Stored data entries

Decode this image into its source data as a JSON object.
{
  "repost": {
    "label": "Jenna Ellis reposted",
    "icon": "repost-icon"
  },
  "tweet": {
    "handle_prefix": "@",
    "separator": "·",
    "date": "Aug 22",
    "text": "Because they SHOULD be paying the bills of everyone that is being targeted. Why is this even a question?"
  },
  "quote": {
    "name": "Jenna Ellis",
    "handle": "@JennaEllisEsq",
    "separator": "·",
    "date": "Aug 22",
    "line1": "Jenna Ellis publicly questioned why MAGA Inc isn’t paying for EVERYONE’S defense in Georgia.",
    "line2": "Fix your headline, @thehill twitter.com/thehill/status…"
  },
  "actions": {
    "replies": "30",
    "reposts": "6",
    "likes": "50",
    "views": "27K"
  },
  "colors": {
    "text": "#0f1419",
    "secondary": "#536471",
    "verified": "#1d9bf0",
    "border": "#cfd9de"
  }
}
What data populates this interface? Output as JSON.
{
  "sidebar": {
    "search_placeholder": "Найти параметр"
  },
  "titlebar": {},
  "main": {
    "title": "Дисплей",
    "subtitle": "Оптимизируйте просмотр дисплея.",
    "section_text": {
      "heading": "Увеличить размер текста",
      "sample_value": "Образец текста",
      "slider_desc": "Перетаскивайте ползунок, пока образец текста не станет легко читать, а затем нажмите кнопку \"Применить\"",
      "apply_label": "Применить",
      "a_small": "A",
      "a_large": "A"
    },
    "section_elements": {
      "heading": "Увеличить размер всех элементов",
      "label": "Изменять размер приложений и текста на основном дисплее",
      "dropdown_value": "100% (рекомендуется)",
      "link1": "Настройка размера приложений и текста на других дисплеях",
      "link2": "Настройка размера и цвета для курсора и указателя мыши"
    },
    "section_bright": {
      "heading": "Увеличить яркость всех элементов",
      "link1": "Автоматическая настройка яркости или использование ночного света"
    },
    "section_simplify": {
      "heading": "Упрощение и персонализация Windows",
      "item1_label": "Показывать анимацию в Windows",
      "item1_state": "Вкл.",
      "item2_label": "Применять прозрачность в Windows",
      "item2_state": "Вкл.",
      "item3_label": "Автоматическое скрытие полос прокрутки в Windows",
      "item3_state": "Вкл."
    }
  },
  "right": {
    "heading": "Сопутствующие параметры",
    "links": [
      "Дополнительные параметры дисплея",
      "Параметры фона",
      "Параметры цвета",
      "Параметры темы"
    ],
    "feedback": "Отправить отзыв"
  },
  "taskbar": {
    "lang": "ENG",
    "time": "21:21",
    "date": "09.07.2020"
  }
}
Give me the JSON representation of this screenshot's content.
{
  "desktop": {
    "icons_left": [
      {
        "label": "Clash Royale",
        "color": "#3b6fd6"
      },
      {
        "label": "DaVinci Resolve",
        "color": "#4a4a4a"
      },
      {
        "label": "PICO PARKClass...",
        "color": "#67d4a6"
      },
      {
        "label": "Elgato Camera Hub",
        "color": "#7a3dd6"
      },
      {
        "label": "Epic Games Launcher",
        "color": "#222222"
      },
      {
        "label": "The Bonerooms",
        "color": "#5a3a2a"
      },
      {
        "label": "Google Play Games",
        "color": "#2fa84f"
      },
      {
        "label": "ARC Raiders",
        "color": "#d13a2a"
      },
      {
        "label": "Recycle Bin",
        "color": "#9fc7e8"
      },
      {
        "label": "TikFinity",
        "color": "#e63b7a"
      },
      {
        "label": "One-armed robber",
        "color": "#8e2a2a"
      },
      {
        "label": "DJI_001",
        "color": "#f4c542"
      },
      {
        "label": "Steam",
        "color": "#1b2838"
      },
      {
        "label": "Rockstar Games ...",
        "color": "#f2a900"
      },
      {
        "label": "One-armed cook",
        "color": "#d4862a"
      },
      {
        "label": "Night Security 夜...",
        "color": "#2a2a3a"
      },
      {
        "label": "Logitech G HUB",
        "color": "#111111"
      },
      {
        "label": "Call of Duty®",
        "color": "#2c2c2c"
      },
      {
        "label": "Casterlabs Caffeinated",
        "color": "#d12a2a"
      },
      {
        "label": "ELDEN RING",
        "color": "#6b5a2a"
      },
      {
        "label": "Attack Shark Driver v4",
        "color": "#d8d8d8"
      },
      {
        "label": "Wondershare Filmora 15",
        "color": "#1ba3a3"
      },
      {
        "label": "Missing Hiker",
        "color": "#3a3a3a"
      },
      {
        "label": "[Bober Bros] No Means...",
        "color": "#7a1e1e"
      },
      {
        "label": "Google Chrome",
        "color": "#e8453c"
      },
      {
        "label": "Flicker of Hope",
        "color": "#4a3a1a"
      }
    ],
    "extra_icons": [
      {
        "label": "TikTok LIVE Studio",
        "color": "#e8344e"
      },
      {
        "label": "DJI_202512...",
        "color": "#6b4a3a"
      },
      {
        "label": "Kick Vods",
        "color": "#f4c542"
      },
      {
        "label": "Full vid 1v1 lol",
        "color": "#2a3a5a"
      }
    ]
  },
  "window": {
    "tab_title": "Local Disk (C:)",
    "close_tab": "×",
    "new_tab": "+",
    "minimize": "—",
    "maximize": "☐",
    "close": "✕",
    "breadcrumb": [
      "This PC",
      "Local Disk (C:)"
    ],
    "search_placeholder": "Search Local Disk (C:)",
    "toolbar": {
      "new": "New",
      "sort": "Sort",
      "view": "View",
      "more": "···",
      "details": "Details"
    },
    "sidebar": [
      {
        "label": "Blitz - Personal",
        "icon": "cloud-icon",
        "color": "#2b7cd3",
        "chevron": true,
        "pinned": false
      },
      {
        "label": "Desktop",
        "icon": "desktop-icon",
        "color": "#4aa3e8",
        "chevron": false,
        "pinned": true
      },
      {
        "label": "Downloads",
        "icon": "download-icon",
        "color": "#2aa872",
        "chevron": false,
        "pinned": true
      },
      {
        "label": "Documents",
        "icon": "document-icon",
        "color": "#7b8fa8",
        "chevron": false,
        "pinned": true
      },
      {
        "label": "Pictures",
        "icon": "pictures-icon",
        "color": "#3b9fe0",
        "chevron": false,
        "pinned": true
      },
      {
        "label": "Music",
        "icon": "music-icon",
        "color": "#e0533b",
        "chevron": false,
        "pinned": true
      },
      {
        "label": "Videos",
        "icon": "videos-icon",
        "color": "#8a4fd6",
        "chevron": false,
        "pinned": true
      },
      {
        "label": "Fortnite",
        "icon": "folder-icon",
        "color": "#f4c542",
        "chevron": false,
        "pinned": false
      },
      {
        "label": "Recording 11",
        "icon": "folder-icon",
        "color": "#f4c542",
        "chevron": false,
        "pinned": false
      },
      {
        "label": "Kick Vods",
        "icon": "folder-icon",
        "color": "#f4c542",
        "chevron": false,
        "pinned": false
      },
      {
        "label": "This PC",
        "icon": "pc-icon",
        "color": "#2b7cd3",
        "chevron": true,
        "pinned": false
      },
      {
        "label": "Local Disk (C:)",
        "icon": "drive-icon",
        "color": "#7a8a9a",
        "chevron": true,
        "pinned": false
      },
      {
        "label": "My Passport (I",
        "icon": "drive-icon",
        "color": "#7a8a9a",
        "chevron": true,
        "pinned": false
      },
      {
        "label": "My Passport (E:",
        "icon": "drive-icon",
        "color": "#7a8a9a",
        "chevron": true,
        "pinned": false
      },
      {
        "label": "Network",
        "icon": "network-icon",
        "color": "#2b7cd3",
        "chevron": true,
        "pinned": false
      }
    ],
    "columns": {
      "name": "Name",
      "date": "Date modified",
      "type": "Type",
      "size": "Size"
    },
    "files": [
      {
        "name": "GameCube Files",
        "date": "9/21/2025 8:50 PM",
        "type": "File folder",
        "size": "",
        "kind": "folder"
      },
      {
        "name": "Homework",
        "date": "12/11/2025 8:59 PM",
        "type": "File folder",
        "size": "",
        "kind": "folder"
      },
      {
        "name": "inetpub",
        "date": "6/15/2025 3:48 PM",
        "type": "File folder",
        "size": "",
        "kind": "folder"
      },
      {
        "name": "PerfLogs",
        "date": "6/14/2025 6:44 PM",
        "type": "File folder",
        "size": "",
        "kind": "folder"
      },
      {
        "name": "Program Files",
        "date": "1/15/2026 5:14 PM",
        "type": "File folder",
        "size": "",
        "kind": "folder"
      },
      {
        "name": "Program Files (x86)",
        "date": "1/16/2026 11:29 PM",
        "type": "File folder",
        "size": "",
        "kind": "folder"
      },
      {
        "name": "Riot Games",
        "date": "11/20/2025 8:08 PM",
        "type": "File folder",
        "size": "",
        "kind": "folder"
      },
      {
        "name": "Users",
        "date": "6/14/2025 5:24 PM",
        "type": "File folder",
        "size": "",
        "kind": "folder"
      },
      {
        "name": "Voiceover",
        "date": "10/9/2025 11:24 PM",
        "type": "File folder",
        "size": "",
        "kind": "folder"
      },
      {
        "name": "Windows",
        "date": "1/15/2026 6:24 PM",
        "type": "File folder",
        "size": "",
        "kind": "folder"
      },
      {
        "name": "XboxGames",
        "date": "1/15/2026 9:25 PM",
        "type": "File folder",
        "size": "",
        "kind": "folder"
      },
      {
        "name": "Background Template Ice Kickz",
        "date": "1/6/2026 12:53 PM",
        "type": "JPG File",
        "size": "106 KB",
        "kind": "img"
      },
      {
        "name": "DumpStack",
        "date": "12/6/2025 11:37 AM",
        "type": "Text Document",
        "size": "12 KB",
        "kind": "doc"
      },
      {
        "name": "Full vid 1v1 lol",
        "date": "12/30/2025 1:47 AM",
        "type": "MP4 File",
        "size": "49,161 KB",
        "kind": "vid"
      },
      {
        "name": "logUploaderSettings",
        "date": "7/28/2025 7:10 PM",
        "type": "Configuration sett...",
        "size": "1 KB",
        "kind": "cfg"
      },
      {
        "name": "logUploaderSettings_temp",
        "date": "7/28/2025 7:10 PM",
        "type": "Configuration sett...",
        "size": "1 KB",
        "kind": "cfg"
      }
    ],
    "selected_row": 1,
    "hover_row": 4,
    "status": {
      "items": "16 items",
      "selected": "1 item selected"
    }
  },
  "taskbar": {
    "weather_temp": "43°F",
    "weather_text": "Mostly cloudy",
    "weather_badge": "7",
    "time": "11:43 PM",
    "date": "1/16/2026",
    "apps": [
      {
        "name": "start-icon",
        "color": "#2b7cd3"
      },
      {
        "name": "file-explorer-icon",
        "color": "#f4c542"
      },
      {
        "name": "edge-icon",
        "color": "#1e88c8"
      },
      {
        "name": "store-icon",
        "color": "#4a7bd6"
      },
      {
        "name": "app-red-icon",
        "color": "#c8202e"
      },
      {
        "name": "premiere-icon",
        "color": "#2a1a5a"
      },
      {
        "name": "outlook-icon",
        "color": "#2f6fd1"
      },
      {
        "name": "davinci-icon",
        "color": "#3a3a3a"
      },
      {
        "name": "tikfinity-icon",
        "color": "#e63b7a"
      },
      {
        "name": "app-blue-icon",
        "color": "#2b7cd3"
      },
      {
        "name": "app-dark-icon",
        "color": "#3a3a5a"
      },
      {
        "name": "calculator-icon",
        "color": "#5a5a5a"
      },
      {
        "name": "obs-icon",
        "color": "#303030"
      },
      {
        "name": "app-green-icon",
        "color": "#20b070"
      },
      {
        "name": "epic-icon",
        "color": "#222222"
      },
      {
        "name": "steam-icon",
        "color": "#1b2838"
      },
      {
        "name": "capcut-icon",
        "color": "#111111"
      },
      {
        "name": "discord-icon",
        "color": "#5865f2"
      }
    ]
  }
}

## WRITTEN INSTRUCTION
Of all the lines in the data above, state how many include "paying". Say only the number.

## IN RESPONSE
2